## TO BE DONE
Retype every entry word for word.

## DATA RECORDS
= = = = = = =

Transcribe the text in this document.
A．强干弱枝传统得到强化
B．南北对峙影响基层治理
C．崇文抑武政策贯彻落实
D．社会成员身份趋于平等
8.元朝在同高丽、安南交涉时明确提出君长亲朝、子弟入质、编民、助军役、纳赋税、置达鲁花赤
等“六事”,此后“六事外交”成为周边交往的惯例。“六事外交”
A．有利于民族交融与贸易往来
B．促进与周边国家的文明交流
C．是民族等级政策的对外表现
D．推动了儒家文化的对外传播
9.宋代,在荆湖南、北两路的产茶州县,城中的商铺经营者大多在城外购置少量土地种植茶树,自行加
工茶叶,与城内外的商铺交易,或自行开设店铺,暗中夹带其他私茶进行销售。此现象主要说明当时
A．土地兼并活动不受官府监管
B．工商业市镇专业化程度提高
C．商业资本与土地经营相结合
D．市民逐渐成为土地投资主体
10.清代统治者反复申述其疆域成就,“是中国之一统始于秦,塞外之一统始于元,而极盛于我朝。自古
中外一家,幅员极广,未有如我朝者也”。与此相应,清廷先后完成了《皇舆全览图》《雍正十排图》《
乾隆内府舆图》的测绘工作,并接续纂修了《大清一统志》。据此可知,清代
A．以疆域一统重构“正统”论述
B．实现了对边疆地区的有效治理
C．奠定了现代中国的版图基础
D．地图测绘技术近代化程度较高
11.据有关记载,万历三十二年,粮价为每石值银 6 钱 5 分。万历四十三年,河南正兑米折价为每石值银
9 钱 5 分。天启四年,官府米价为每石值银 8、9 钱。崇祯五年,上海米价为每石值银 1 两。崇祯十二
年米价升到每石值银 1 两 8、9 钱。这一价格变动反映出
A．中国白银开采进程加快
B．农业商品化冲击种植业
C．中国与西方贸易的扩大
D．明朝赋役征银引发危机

= = = = = = =

## CORRECT ANSWER
Transcribe the text in this document.
A．强干弱枝传统得到强化
B．南北对峙影响基层治理
C．崇文抑武政策贯彻落实
D．社会成员身份趋于平等
8.元朝在同高丽、安南交涉时明确提出君长亲朝、子弟入质、编民、助军役、纳赋税、置达鲁花赤
等“六事”,此后“六事外交”成为周边交往的惯例。“六事外交”
A．有利于民族交融与贸易往来
B．促进与周边国家的文明交流
C．是民族等级政策的对外表现
D．推动了儒家文化的对外传播
9.宋代,在荆湖南、北两路的产茶州县,城中的商铺经营者大多在城外购置少量土地种植茶树,自行加
工茶叶,与城内外的商铺交易,或自行开设店铺,暗中夹带其他私茶进行销售。此现象主要说明当时
A．土地兼并活动不受官府监管
B．工商业市镇专业化程度提高
C．商业资本与土地经营相结合
D．市民逐渐成为土地投资主体
10.清代统治者反复申述其疆域成就,“是中国之一统始于秦,塞外之一统始于元,而极盛于我朝。自古
中外一家,幅员极广,未有如我朝者也”。与此相应,清廷先后完成了《皇舆全览图》《雍正十排图》《
乾隆内府舆图》的测绘工作,并接续纂修了《大清一统志》。据此可知,清代
A．以疆域一统重构“正统”论述
B．实现了对边疆地区的有效治理
C．奠定了现代中国的版图基础
D．地图测绘技术近代化程度较高
11.据有关记载,万历三十二年,粮价为每石值银 6 钱 5 分。万历四十三年,河南正兑米折价为每石值银
9 钱 5 分。天启四年,官府米价为每石值银 8、9 钱。崇祯五年,上海米价为每石值银 1 两。崇祯十二
年米价升到每石值银 1 两 8、9 钱。这一价格变动反映出
A．中国白银开采进程加快
B．农业商品化冲击种植业
C．中国与西方贸易的扩大
D．明朝赋役征银引发危机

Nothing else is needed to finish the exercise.